*Extrait du document*
★ ★ ★
Étude ne s’applique donc pas à la population générale de ma pratique.
4e étude:
Waites 2004
N=48
Lieu : États-Unis, dans une clinique à l’hôpital
Population : patients avec blessure à la colonne vertébrale et vessies neurogènes.
Critères d’inclusions : minimum 1 an post blessure à la colonne vertébral, 16 ans et
plus, vessie neurogène, pas d’antimicrobien systémique ou agent acidifiant depuis 7
jours, pas de symptômes infectieux
Intervention : 2g de jus de canneberge concentré en comprimés vs placebo
Durée de l’étude : 6 mois (analyse et culture d’urine à la visite initiale et q mois pour 6
mois)
Technique de collection de l’urine : cathéter ou miction (définition de bactériurie : ≥
100 000 /ml)
★ ★ ★
*Items présentés*
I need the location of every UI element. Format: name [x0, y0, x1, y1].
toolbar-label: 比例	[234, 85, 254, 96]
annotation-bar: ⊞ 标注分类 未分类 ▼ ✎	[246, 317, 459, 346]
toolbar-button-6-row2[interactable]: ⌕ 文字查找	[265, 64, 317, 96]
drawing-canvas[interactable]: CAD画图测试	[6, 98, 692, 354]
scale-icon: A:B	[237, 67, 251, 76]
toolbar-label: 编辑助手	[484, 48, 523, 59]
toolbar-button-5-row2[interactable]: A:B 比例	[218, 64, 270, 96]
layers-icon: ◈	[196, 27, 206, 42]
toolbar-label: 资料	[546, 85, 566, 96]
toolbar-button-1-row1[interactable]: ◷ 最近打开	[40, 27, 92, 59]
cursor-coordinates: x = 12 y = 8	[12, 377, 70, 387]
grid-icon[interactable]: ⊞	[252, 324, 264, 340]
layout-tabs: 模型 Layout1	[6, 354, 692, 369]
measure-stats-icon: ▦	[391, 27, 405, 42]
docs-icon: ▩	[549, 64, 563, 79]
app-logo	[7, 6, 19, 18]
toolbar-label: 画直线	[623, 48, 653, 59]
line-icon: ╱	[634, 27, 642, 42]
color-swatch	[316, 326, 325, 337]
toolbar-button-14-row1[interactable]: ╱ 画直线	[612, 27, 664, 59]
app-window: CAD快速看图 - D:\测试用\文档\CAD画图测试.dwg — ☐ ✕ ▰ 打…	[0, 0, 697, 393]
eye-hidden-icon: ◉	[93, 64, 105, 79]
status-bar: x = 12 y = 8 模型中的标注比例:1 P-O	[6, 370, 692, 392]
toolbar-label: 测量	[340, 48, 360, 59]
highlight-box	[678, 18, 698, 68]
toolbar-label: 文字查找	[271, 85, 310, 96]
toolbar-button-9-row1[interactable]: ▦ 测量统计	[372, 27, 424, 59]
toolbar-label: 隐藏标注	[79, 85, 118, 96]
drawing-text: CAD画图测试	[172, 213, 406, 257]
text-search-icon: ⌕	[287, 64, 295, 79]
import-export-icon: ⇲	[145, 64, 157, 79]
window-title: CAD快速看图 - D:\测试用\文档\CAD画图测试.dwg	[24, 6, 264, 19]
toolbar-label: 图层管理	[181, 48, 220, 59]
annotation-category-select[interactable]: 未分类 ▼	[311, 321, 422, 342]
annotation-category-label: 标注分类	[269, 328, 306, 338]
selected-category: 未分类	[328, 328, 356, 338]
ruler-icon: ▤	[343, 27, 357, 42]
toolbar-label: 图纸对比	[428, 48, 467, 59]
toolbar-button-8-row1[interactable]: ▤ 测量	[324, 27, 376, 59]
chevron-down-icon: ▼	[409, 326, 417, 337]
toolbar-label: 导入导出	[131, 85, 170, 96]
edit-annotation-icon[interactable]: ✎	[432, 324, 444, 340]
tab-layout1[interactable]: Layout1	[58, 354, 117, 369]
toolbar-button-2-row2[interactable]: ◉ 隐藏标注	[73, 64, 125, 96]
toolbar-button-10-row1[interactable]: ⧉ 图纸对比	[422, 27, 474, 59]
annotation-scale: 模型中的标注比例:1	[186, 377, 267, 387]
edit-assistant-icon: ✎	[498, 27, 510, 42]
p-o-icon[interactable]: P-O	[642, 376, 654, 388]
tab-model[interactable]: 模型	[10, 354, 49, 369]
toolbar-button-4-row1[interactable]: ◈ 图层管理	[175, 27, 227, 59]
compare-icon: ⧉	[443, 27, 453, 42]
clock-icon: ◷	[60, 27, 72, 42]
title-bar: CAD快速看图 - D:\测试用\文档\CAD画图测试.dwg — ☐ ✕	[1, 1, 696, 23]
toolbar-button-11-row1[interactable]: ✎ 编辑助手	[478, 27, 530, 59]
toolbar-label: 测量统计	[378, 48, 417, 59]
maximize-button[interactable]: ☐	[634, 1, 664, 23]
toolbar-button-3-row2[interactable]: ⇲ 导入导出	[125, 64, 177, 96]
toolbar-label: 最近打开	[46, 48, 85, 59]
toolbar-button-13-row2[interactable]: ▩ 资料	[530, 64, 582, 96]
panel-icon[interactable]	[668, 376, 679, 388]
★ ★ ★
*Consigne*
Mettez à jour l'extrait du document de « Étude ne s’applique » jusqu'à « 100 000 /ml) » inclus, en substituant « capsules » à « comprimés ». Veuillez vous fonder uniquement sur l'extrait du document.

*Réponse rédigée*
Étude ne s’applique donc pas à la population générale de ma pratique.
4e étude:
Waites 2004
N=48
Lieu : États-Unis, dans une clinique à l’hôpital
Population : patients avec blessure à la colonne vertébrale et vessies neurogènes.
Critères d’inclusions : minimum 1 an post blessure à la colonne vertébral, 16 ans et
plus, vessie neurogène, pas d’antimicrobien systémique ou agent acidifiant depuis 7
jours, pas de symptômes infectieux
Intervention : 2g de jus de canneberge concentré en capsules vs placebo
Durée de l’étude : 6 mois (analyse et culture d’urine à la visite initiale et q mois pour 6
mois)
Technique de collection de l’urine : cathéter ou miction (définition de bactériurie : ≥
100 000 /ml)